__Exercise aim__
Copy out each line that mentions the word "color".
____ Input material
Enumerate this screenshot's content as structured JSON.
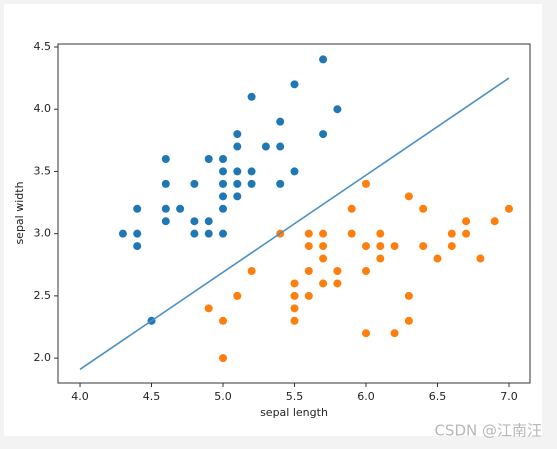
{
  "chart_data": {
    "type": "scatter",
    "x_label": "sepal length",
    "y_label": "sepal width",
    "xlim": [
      3.846,
      7.147
    ],
    "ylim": [
      1.8,
      4.524
    ],
    "xticks": [
      {
        "value": 4,
        "label": "4.0"
      },
      {
        "value": 4.5,
        "label": "4.5"
      },
      {
        "value": 5,
        "label": "5.0"
      },
      {
        "value": 5.5,
        "label": "5.5"
      },
      {
        "value": 6,
        "label": "6.0"
      },
      {
        "value": 6.5,
        "label": "6.5"
      },
      {
        "value": 7,
        "label": "7.0"
      }
    ],
    "yticks": [
      {
        "value": 2,
        "label": "2.0"
      },
      {
        "value": 2.5,
        "label": "2.5"
      },
      {
        "value": 3,
        "label": "3.0"
      },
      {
        "value": 3.5,
        "label": "3.5"
      },
      {
        "value": 4,
        "label": "4.0"
      },
      {
        "value": 4.5,
        "label": "4.5"
      }
    ],
    "grid": false,
    "series": [
      {
        "color": "#1f77b4",
        "style": "markers",
        "x": [
          4.3,
          4.4,
          4.4,
          4.4,
          4.5,
          4.6,
          4.6,
          4.6,
          4.6,
          4.7,
          4.8,
          4.8,
          4.8,
          4.9,
          4.9,
          4.9,
          5.0,
          5.0,
          5.0,
          5.0,
          5.0,
          5.0,
          5.1,
          5.1,
          5.1,
          5.1,
          5.1,
          5.2,
          5.2,
          5.2,
          5.3,
          5.4,
          5.4,
          5.4,
          5.5,
          5.5,
          5.7,
          5.7,
          5.8
        ],
        "values": [
          3.0,
          3.0,
          3.2,
          2.9,
          2.3,
          3.1,
          3.4,
          3.6,
          3.2,
          3.2,
          3.0,
          3.4,
          3.1,
          3.0,
          3.1,
          3.6,
          3.0,
          3.2,
          3.3,
          3.4,
          3.5,
          3.6,
          3.3,
          3.4,
          3.5,
          3.7,
          3.8,
          3.4,
          3.5,
          4.1,
          3.7,
          3.4,
          3.7,
          3.9,
          3.5,
          4.2,
          3.8,
          4.4,
          4.0
        ]
      },
      {
        "color": "#ff7f0e",
        "style": "markers",
        "x": [
          4.9,
          5.0,
          5.0,
          5.1,
          5.2,
          5.4,
          5.5,
          5.5,
          5.5,
          5.5,
          5.6,
          5.6,
          5.6,
          5.6,
          5.7,
          5.7,
          5.7,
          5.7,
          5.8,
          5.8,
          5.9,
          5.9,
          6.0,
          6.0,
          6.0,
          6.0,
          6.1,
          6.1,
          6.1,
          6.2,
          6.2,
          6.3,
          6.3,
          6.3,
          6.4,
          6.4,
          6.5,
          6.6,
          6.6,
          6.7,
          6.7,
          6.8,
          6.9,
          7.0
        ],
        "values": [
          2.4,
          2.0,
          2.3,
          2.5,
          2.7,
          3.0,
          2.3,
          2.4,
          2.5,
          2.6,
          2.5,
          2.7,
          2.9,
          3.0,
          2.6,
          2.8,
          2.9,
          3.0,
          2.6,
          2.7,
          3.0,
          3.2,
          2.2,
          2.7,
          2.9,
          3.4,
          2.8,
          2.9,
          3.0,
          2.2,
          2.9,
          2.3,
          2.5,
          3.3,
          2.9,
          3.2,
          2.8,
          2.9,
          3.0,
          3.0,
          3.1,
          2.8,
          3.1,
          3.2
        ]
      },
      {
        "color": "#4a90c4",
        "style": "line",
        "x": [
          4.0,
          7.0
        ],
        "values": [
          1.91,
          4.25
        ]
      }
    ]
  },
  "watermark": "CSDN @江南汪"
}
________
__Reply__
        "color": "#1f77b4",
        "color": "#ff7f0e",
        "color": "#4a90c4",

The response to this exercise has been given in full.